### WORK INSTRUCTION
Reproduce the stretch of the CuPy forum question from "This I assumed" through "Answers (2)", word for word.

### PAGE EXCERPT
╔══

DCA-
DCA-

Reputation: 1292

Attempting numpy conversion when not needed in cupy

Using python3.8 with cupy-cuda111

creating a cupy array and trying to cast to cp.int_ causes cupy assume an implicit conversion to numpy array

import cupy as cp

def test_function(x):
    y = cp.int_(x * 10)
    return(y)

x = cp.array([0.1, 0.2, 0.3, 0.4, 0.5])
y = test_function(x)

print(y)

This I assumed would multiply the scalar and return ([1, 2, 3, 4, 5], dtype=cp.int_) but instead gives:

TypeError: Implicit conversion to a NumPy array is not allowed. Please use `.get()` to construct a NumPy array explicitly.

Why does this error get generated?

How can I multiply and cast to int_ the cp.array?

Upvotes: 0

Views: 4991

Answers (2)

╚══

### RECORD EXCERPTS
╔══

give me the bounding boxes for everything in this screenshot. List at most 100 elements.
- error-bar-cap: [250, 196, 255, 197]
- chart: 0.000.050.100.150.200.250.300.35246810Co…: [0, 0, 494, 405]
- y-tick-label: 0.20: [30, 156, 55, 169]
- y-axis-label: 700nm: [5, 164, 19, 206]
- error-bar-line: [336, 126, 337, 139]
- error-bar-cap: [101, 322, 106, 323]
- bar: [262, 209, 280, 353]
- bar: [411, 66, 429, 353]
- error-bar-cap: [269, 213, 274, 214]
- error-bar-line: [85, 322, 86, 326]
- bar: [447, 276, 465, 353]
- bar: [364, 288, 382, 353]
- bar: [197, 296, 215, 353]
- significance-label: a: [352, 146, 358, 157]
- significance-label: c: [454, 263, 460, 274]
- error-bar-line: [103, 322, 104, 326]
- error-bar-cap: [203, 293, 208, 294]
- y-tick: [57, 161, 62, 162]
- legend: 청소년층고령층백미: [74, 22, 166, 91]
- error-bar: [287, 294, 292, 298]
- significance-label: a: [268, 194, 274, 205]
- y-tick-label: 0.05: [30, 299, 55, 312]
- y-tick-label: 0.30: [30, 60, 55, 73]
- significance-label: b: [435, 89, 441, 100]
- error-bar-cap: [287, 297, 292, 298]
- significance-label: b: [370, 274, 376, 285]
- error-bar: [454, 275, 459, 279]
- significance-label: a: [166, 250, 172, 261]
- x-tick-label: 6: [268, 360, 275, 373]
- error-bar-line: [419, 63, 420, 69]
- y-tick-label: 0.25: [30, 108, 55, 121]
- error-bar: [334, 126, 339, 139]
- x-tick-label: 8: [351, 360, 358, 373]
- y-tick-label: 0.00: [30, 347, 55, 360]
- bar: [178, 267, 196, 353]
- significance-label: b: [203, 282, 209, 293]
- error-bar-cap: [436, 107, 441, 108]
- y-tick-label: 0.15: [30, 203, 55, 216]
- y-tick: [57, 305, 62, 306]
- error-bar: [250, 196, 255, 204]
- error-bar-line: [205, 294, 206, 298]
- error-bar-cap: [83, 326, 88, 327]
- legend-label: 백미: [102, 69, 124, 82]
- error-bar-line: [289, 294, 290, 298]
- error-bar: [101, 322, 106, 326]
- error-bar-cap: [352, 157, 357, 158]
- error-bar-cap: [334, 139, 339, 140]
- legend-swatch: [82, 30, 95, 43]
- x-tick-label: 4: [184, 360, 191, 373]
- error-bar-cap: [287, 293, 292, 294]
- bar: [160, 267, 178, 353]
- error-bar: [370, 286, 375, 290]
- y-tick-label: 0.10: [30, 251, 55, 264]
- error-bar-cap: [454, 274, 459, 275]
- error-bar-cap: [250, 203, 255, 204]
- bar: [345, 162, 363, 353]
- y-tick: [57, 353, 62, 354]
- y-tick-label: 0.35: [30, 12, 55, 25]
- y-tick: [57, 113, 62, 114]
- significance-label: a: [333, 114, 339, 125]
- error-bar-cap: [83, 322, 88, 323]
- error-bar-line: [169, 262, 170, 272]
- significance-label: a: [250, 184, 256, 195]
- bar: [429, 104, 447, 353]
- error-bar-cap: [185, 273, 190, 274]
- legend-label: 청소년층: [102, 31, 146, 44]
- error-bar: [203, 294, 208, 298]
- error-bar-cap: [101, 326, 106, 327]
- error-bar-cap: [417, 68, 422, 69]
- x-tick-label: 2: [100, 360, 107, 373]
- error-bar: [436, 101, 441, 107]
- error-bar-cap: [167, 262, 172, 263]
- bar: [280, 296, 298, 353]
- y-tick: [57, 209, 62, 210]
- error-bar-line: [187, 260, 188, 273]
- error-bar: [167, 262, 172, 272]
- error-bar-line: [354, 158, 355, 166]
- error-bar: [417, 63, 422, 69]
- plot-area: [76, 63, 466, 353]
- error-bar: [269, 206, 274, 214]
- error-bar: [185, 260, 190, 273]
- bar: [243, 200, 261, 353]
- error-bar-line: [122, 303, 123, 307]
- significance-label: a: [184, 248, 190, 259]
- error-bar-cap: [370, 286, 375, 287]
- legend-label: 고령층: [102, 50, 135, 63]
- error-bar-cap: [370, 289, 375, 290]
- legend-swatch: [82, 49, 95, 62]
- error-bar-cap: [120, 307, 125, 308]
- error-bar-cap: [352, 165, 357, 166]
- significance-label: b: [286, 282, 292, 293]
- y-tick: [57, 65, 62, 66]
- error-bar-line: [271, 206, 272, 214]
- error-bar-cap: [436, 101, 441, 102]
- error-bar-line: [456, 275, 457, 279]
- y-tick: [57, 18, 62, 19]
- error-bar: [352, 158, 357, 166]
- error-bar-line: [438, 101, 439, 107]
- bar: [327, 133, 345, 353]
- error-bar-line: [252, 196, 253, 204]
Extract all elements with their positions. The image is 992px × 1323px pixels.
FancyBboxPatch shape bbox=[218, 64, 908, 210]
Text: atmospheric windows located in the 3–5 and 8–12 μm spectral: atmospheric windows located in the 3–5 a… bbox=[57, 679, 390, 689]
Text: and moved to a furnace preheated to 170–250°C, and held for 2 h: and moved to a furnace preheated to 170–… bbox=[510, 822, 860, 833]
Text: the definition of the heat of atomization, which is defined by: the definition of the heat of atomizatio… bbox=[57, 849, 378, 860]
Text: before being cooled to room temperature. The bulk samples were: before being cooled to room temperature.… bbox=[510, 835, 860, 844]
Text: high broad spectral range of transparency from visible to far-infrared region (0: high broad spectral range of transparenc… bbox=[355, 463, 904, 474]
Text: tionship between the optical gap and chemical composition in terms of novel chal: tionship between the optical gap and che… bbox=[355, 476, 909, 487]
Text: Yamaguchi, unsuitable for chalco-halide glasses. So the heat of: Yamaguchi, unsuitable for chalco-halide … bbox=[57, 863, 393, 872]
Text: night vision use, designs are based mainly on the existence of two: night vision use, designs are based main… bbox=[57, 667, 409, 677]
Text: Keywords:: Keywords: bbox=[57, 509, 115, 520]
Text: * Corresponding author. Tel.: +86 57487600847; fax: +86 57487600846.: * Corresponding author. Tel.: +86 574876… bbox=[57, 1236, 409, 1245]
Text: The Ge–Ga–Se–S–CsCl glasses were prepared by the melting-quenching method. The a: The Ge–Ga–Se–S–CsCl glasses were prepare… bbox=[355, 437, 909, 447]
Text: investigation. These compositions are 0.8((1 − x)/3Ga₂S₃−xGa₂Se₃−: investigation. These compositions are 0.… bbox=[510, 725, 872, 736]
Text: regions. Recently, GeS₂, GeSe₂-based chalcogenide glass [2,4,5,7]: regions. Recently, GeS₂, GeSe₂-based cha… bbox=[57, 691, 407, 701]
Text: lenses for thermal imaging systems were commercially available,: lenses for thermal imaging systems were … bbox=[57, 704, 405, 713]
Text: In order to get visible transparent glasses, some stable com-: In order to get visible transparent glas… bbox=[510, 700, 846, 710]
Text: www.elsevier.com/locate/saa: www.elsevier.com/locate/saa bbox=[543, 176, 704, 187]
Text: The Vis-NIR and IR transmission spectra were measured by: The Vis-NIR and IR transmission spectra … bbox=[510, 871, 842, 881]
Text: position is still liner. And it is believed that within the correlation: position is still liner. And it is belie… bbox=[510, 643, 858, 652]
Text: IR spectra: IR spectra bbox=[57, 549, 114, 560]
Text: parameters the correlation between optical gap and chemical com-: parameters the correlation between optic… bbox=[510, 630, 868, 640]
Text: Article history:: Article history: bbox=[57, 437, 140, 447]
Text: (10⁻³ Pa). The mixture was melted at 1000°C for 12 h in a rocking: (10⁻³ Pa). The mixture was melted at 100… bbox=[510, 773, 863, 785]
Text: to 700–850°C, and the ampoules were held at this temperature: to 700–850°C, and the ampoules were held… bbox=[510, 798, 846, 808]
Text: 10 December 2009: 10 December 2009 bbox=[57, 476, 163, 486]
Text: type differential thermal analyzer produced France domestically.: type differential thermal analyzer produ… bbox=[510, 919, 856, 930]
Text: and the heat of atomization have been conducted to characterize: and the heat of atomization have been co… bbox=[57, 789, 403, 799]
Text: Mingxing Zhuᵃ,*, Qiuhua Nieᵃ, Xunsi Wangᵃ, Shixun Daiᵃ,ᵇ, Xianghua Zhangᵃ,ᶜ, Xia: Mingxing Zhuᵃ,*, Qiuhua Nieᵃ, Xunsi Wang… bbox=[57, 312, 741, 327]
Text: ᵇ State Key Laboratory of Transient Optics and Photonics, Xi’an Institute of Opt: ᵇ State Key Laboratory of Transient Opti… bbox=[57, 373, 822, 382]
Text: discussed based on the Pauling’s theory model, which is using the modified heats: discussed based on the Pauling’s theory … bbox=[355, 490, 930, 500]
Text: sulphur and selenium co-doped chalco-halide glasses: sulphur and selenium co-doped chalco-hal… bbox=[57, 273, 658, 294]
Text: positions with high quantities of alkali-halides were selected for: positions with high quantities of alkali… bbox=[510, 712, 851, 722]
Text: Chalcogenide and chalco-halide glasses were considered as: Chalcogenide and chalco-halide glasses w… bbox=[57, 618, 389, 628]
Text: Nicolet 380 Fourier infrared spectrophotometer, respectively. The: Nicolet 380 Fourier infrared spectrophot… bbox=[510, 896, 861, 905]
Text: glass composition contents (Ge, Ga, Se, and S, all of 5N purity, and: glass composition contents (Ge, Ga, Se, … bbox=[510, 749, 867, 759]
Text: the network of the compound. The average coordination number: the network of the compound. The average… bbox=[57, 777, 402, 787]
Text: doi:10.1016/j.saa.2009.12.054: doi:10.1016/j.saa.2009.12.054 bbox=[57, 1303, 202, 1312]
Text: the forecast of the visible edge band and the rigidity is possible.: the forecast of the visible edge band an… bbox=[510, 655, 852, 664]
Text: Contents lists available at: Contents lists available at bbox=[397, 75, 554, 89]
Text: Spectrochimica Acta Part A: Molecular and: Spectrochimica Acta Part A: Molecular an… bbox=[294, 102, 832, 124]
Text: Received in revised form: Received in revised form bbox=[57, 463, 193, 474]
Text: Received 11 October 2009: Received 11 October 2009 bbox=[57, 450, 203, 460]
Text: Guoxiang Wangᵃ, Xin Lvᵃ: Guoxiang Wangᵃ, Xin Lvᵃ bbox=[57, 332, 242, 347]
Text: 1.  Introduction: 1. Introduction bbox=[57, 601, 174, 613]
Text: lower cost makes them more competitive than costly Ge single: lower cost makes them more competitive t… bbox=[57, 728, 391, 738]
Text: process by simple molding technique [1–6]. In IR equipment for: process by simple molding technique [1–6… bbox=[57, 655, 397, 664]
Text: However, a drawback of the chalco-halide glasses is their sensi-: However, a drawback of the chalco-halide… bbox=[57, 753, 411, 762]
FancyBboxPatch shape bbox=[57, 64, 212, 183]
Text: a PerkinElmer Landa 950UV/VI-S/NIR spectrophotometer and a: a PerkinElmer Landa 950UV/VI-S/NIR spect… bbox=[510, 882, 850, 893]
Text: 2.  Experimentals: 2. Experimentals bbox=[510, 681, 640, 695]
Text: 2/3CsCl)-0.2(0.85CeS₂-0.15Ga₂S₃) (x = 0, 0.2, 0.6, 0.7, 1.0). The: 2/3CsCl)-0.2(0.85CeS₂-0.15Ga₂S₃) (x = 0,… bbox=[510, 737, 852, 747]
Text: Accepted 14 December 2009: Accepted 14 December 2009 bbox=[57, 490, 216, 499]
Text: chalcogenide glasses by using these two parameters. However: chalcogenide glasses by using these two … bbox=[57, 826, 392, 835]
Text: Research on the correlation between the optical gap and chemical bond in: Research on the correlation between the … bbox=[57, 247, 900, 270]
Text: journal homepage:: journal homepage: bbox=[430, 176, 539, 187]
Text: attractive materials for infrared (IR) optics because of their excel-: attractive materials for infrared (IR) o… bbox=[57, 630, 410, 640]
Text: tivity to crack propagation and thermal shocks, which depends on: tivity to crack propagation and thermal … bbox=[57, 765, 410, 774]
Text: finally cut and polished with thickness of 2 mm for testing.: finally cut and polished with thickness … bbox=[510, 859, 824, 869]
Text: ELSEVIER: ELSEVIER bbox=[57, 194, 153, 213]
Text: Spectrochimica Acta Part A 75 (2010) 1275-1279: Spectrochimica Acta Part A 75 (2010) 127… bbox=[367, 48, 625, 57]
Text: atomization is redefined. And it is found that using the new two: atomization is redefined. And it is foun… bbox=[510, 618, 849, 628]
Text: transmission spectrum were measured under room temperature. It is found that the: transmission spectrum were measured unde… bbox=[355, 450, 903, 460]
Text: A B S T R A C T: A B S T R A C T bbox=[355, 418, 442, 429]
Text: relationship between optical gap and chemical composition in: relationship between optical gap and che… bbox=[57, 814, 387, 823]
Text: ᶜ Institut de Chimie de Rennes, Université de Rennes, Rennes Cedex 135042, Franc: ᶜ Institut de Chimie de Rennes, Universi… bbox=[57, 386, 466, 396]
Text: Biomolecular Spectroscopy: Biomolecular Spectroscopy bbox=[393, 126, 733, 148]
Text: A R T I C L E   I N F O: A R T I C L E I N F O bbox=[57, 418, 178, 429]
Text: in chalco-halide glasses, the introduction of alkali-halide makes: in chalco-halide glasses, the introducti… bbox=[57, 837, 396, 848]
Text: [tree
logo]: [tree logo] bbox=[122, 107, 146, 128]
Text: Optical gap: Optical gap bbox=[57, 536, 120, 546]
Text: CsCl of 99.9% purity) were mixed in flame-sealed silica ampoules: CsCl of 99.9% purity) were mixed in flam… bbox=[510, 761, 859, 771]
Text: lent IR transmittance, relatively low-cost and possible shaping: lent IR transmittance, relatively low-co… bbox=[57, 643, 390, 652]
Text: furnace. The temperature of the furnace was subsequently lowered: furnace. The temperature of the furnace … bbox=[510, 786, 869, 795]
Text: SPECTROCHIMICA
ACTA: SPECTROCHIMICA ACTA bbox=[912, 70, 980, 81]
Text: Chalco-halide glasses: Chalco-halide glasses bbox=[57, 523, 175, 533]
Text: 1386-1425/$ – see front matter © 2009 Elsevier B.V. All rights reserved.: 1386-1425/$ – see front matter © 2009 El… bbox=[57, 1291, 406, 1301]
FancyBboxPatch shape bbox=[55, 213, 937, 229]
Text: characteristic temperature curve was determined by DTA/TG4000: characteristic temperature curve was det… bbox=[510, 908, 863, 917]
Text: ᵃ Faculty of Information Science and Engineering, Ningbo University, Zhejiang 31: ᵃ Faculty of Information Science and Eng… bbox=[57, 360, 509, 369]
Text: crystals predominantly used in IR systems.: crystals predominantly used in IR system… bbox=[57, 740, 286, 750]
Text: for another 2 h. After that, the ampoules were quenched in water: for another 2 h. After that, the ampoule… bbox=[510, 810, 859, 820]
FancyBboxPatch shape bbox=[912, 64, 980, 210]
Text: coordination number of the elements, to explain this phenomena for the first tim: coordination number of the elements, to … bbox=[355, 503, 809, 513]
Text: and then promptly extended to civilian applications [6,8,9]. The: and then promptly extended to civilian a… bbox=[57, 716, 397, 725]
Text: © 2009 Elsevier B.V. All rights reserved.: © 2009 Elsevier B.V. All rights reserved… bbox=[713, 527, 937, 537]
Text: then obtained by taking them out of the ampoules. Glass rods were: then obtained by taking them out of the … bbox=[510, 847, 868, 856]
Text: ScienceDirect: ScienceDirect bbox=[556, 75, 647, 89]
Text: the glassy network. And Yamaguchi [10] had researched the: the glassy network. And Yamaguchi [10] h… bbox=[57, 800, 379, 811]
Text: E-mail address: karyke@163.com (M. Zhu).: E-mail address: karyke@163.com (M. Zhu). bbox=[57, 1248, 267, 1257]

╚══

### EXPECTED ANSWER
This I assumed would multiply the scalar and return ([1, 2, 3, 4, 5], dtype=cp.int_) but instead gives:

TypeError: Implicit conversion to a NumPy array is not allowed. Please use `.get()` to construct a NumPy array explicitly.

Why does this error get generated?

How can I multiply and cast to int_ the cp.array?

Upvotes: 0

Views: 4991

Answers (2)